What is needed:
Pull out every line below that holds the word "JSON".

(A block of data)
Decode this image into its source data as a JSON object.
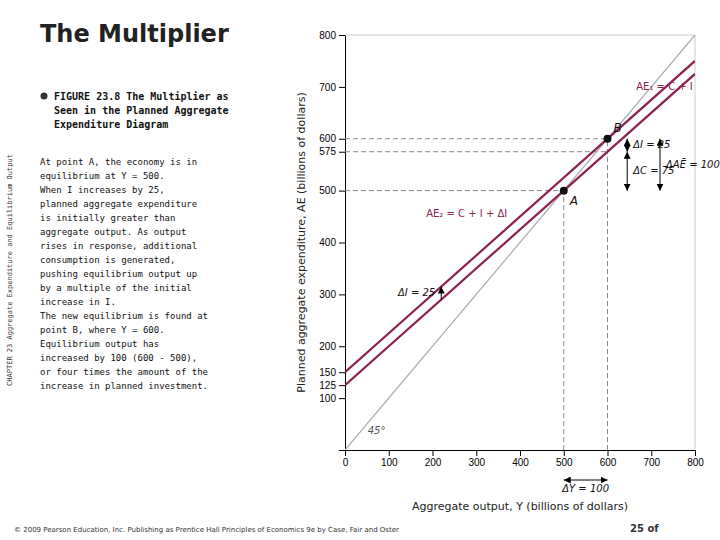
{
  "chart_data": {
    "type": "line",
    "title": "The Multiplier",
    "caption": "FIGURE 23.8  The Multiplier as\nSeen in the Planned Aggregate\nExpenditure Diagram",
    "body": "At point A, the economy is in\nequilibrium at Y = 500.\nWhen I  increases by 25,\nplanned aggregate expenditure\nis initially greater than\naggregate output. As output\nrises in response, additional\nconsumption is generated,\npushing equilibrium output up\nby a multiple of the initial\nincrease in I.\nThe new equilibrium is found at\npoint B, where Y = 600.\nEquilibrium output has\nincreased by 100 (600 - 500),\nor four times the amount of the\nincrease in planned investment.",
    "side_label": "CHAPTER 23  Aggregate Expenditure and Equilibrium Output",
    "footer": "© 2009 Pearson Education, Inc.  Publishing as Prentice Hall   Principles of Economics 9e  by  Case, Fair and Oster",
    "page_number": "25 of",
    "x_label": "Aggregate output, Y (billions of dollars)",
    "y_label": "Planned aggregate expenditure, AE (billions of dollars)",
    "x": [
      0,
      800
    ],
    "series": [
      {
        "name": "45°",
        "color": "#aaaaaa",
        "values": [
          0,
          800
        ]
      },
      {
        "name": "AE₁ = C + I",
        "color": "#8b2252",
        "values": [
          125,
          725
        ]
      },
      {
        "name": "AE₂ = C + I + ΔI",
        "color": "#8b2252",
        "values": [
          150,
          750
        ]
      }
    ],
    "points": {
      "x": [
        500,
        600
      ],
      "y": [
        500,
        600
      ],
      "labels": [
        "A",
        "B"
      ],
      "color": "#111111"
    },
    "guides": {
      "color": "#888888",
      "line_style": "dashed",
      "lines": [
        {
          "x": [
            500,
            500
          ],
          "y": [
            0,
            500
          ]
        },
        {
          "x": [
            0,
            500
          ],
          "y": [
            500,
            500
          ]
        },
        {
          "x": [
            600,
            600
          ],
          "y": [
            0,
            600
          ]
        },
        {
          "x": [
            0,
            600
          ],
          "y": [
            600,
            600
          ]
        },
        {
          "x": [
            0,
            600
          ],
          "y": [
            575,
            575
          ]
        }
      ]
    },
    "annotations": [
      {
        "text": "ΔI = 25",
        "y": [
          575,
          600
        ],
        "arrow": "<->"
      },
      {
        "text": "ΔC = 75",
        "y": [
          500,
          575
        ],
        "arrow": "<->"
      },
      {
        "text": "ΔAĒ = 100",
        "y": [
          500,
          600
        ],
        "arrow": "<->"
      },
      {
        "text": "ΔI = 25",
        "y": [
          290,
          315
        ],
        "arrow": "->"
      },
      {
        "text": "ΔY = 100",
        "x": [
          500,
          600
        ],
        "arrow": "<->"
      }
    ],
    "xlim": [
      0,
      800
    ],
    "ylim": [
      0,
      800
    ],
    "xticks": [
      0,
      100,
      200,
      300,
      400,
      500,
      600,
      700,
      800
    ],
    "yticks": [
      100,
      125,
      150,
      200,
      300,
      400,
      500,
      575,
      600,
      700,
      800
    ],
    "grid": false
  }
}
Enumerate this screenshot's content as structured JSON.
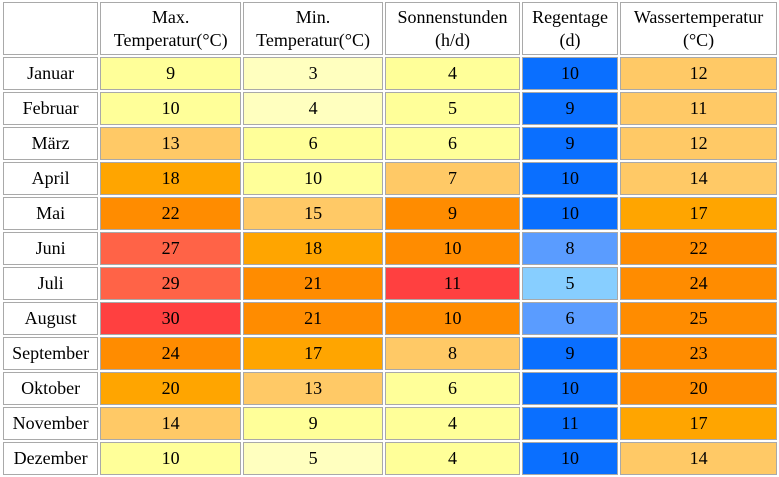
{
  "headers": [
    {
      "line1": "Max.",
      "line2": "Temperatur(°C)"
    },
    {
      "line1": "Min.",
      "line2": "Temperatur(°C)"
    },
    {
      "line1": "Sonnenstunden",
      "line2": "(h/d)"
    },
    {
      "line1": "Regentage",
      "line2": "(d)"
    },
    {
      "line1": "Wassertemperatur",
      "line2": "(°C)"
    }
  ],
  "rows": [
    {
      "month": "Januar",
      "values": [
        "9",
        "3",
        "4",
        "10",
        "12"
      ],
      "colors": [
        "#ffff99",
        "#ffffbf",
        "#ffff99",
        "#0a6fff",
        "#ffc966"
      ]
    },
    {
      "month": "Februar",
      "values": [
        "10",
        "4",
        "5",
        "9",
        "11"
      ],
      "colors": [
        "#ffff99",
        "#ffffbf",
        "#ffff99",
        "#0a6fff",
        "#ffc966"
      ]
    },
    {
      "month": "März",
      "values": [
        "13",
        "6",
        "6",
        "9",
        "12"
      ],
      "colors": [
        "#ffc966",
        "#ffff99",
        "#ffff99",
        "#0a6fff",
        "#ffc966"
      ]
    },
    {
      "month": "April",
      "values": [
        "18",
        "10",
        "7",
        "10",
        "14"
      ],
      "colors": [
        "#ffa500",
        "#ffff99",
        "#ffc966",
        "#0a6fff",
        "#ffc966"
      ]
    },
    {
      "month": "Mai",
      "values": [
        "22",
        "15",
        "9",
        "10",
        "17"
      ],
      "colors": [
        "#ff8c00",
        "#ffc966",
        "#ff8c00",
        "#0a6fff",
        "#ffa500"
      ]
    },
    {
      "month": "Juni",
      "values": [
        "27",
        "18",
        "10",
        "8",
        "22"
      ],
      "colors": [
        "#ff6347",
        "#ffa500",
        "#ff8c00",
        "#5a9cff",
        "#ff8c00"
      ]
    },
    {
      "month": "Juli",
      "values": [
        "29",
        "21",
        "11",
        "5",
        "24"
      ],
      "colors": [
        "#ff6347",
        "#ff8c00",
        "#ff4040",
        "#87ceff",
        "#ff8c00"
      ]
    },
    {
      "month": "August",
      "values": [
        "30",
        "21",
        "10",
        "6",
        "25"
      ],
      "colors": [
        "#ff4040",
        "#ff8c00",
        "#ff8c00",
        "#5a9cff",
        "#ff8c00"
      ]
    },
    {
      "month": "September",
      "values": [
        "24",
        "17",
        "8",
        "9",
        "23"
      ],
      "colors": [
        "#ff8c00",
        "#ffa500",
        "#ffc966",
        "#0a6fff",
        "#ff8c00"
      ]
    },
    {
      "month": "Oktober",
      "values": [
        "20",
        "13",
        "6",
        "10",
        "20"
      ],
      "colors": [
        "#ffa500",
        "#ffc966",
        "#ffff99",
        "#0a6fff",
        "#ff8c00"
      ]
    },
    {
      "month": "November",
      "values": [
        "14",
        "9",
        "4",
        "11",
        "17"
      ],
      "colors": [
        "#ffc966",
        "#ffff99",
        "#ffff99",
        "#0a6fff",
        "#ffa500"
      ]
    },
    {
      "month": "Dezember",
      "values": [
        "10",
        "5",
        "4",
        "10",
        "14"
      ],
      "colors": [
        "#ffff99",
        "#ffffbf",
        "#ffff99",
        "#0a6fff",
        "#ffc966"
      ]
    }
  ]
}
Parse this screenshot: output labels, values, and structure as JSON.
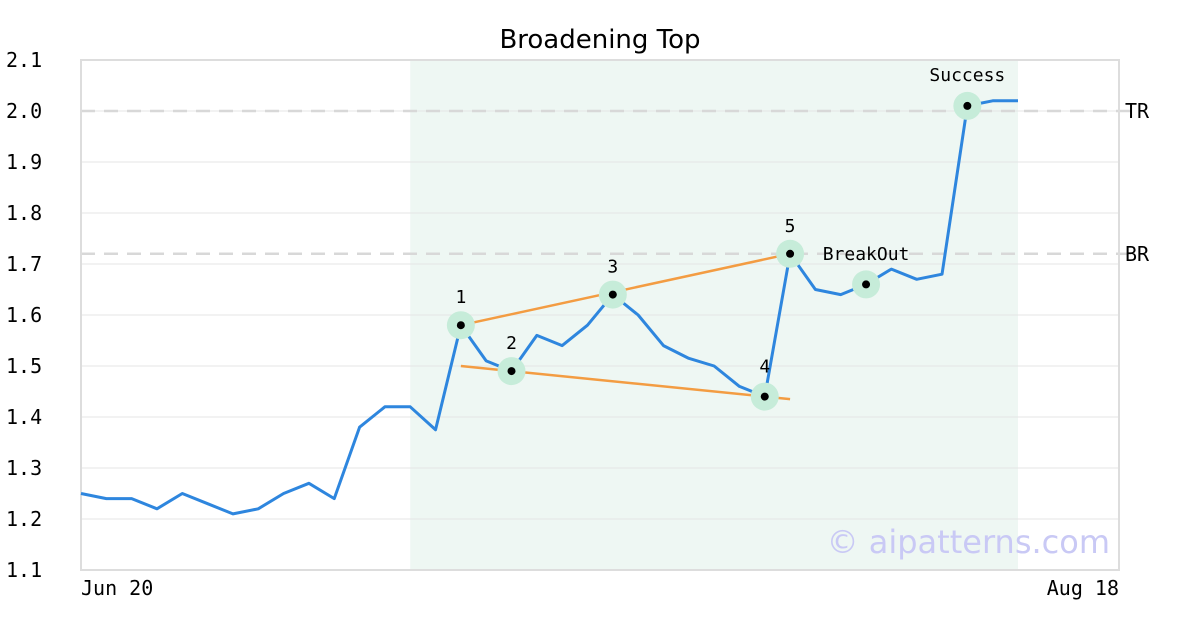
{
  "chart_data": {
    "type": "line",
    "title": "Broadening Top",
    "xlabel": "",
    "ylabel": "",
    "ylim": [
      1.1,
      2.1
    ],
    "y_ticks": [
      1.1,
      1.2,
      1.3,
      1.4,
      1.5,
      1.6,
      1.7,
      1.8,
      1.9,
      2.0,
      2.1
    ],
    "y_tick_labels": [
      "1.1",
      "1.2",
      "1.3",
      "1.4",
      "1.5",
      "1.6",
      "1.7",
      "1.8",
      "1.9",
      "2.0",
      "2.1"
    ],
    "x_tick_labels": [
      "Jun 20",
      "Aug 18"
    ],
    "grid": true,
    "series": [
      {
        "color": "#2e86de",
        "values": [
          1.25,
          1.24,
          1.24,
          1.22,
          1.25,
          1.23,
          1.21,
          1.22,
          1.25,
          1.27,
          1.24,
          1.38,
          1.42,
          1.42,
          1.375,
          1.58,
          1.51,
          1.49,
          1.56,
          1.54,
          1.58,
          1.64,
          1.6,
          1.54,
          1.515,
          1.5,
          1.46,
          1.44,
          1.72,
          1.65,
          1.64,
          1.66,
          1.69,
          1.67,
          1.68,
          2.01,
          2.02,
          2.02
        ]
      }
    ],
    "highlight_range": {
      "start_index": 13,
      "end_index": 37,
      "color": "#eef7f3"
    },
    "reference_lines": [
      {
        "label": "TR",
        "y": 2.0
      },
      {
        "label": "BR",
        "y": 1.72
      }
    ],
    "trend_lines": [
      {
        "color": "#f39c42",
        "from": {
          "index": 15,
          "y": 1.58
        },
        "to": {
          "index": 28,
          "y": 1.72
        }
      },
      {
        "color": "#f39c42",
        "from": {
          "index": 15,
          "y": 1.5
        },
        "to": {
          "index": 28,
          "y": 1.435
        }
      }
    ],
    "annotations": [
      {
        "label": "1",
        "index": 15,
        "y": 1.58
      },
      {
        "label": "2",
        "index": 17,
        "y": 1.49
      },
      {
        "label": "3",
        "index": 21,
        "y": 1.64
      },
      {
        "label": "4",
        "index": 27,
        "y": 1.44
      },
      {
        "label": "5",
        "index": 28,
        "y": 1.72
      },
      {
        "label": "BreakOut",
        "index": 31,
        "y": 1.66
      },
      {
        "label": "Success",
        "index": 35,
        "y": 2.01
      }
    ],
    "marker_colors": {
      "ring": "#c6ecd9",
      "dot": "#000000"
    },
    "watermark": "© aipatterns.com"
  }
}
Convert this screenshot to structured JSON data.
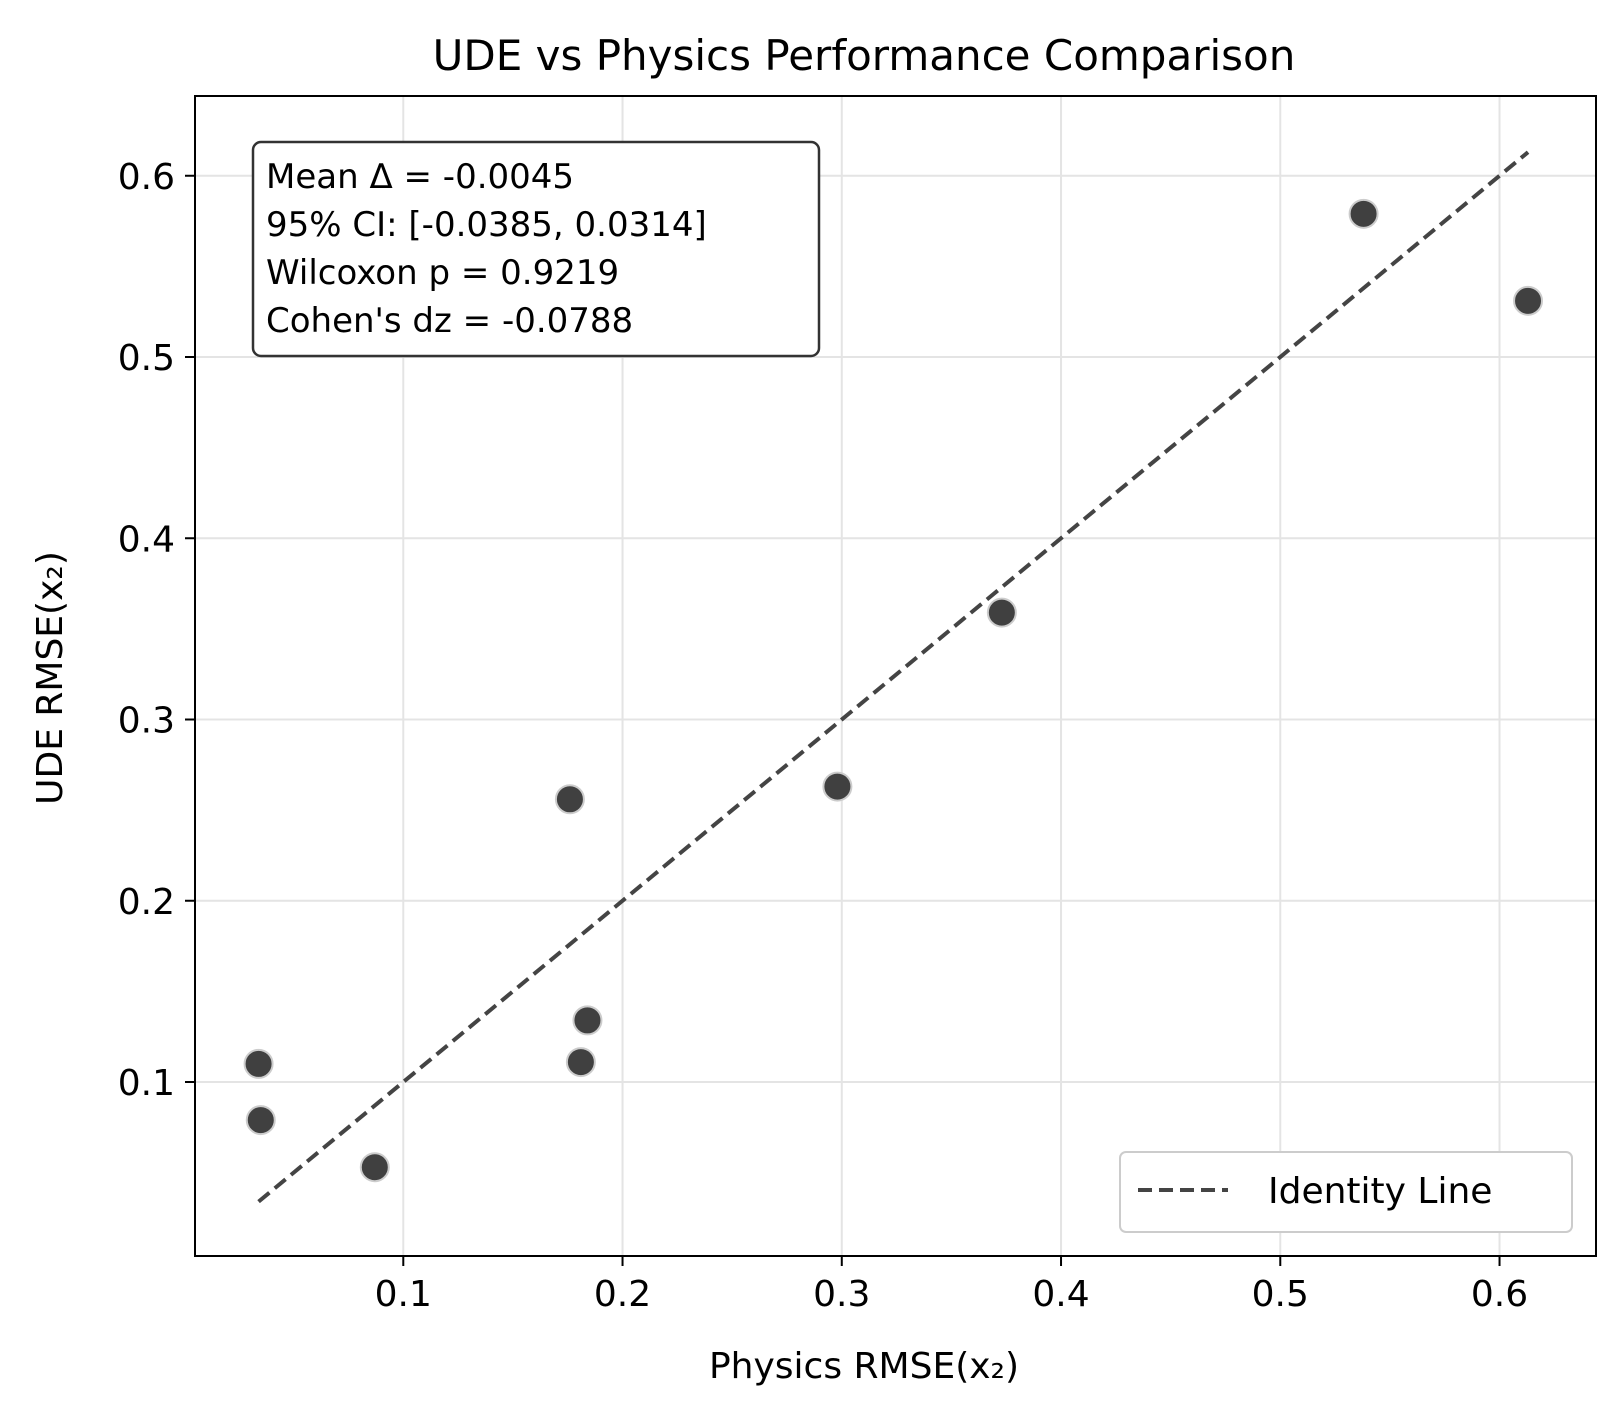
{
  "chart_data": {
    "type": "scatter",
    "title": "UDE vs Physics Performance Comparison",
    "xlabel": "Physics RMSE(x₂)",
    "ylabel": "UDE RMSE(x₂)",
    "xlim": [
      0.005,
      0.644
    ],
    "ylim": [
      0.004,
      0.644
    ],
    "xticks": [
      0.1,
      0.2,
      0.3,
      0.4,
      0.5,
      0.6
    ],
    "yticks": [
      0.1,
      0.2,
      0.3,
      0.4,
      0.5,
      0.6
    ],
    "tick_labels": [
      "0.1",
      "0.2",
      "0.3",
      "0.4",
      "0.5",
      "0.6"
    ],
    "grid": true,
    "points": [
      {
        "x": 0.034,
        "y": 0.11
      },
      {
        "x": 0.035,
        "y": 0.079
      },
      {
        "x": 0.087,
        "y": 0.053
      },
      {
        "x": 0.176,
        "y": 0.256
      },
      {
        "x": 0.181,
        "y": 0.111
      },
      {
        "x": 0.184,
        "y": 0.134
      },
      {
        "x": 0.298,
        "y": 0.263
      },
      {
        "x": 0.373,
        "y": 0.359
      },
      {
        "x": 0.538,
        "y": 0.579
      },
      {
        "x": 0.613,
        "y": 0.531
      }
    ],
    "identity_line": {
      "from": 0.034,
      "to": 0.613
    },
    "legend": {
      "placement": "lower-right",
      "entries": [
        "Identity Line"
      ]
    },
    "annotation": {
      "lines": [
        "Mean Δ = -0.0045",
        "95% CI: [-0.0385, 0.0314]",
        "Wilcoxon p = 0.9219",
        "Cohen's dz = -0.0788"
      ],
      "placement": "top-left"
    },
    "colors": {
      "points": "#404040",
      "point_edge": "#cccccc",
      "identity_line": "#444444",
      "grid": "#e4e4e4",
      "axes": "#000000"
    }
  }
}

In response:
Decode this image into its source data as a JSON object.
Enumerate this screenshot's content as structured JSON.
Parse this screenshot: output labels, values, and structure as JSON.
Convert this screenshot to structured JSON data.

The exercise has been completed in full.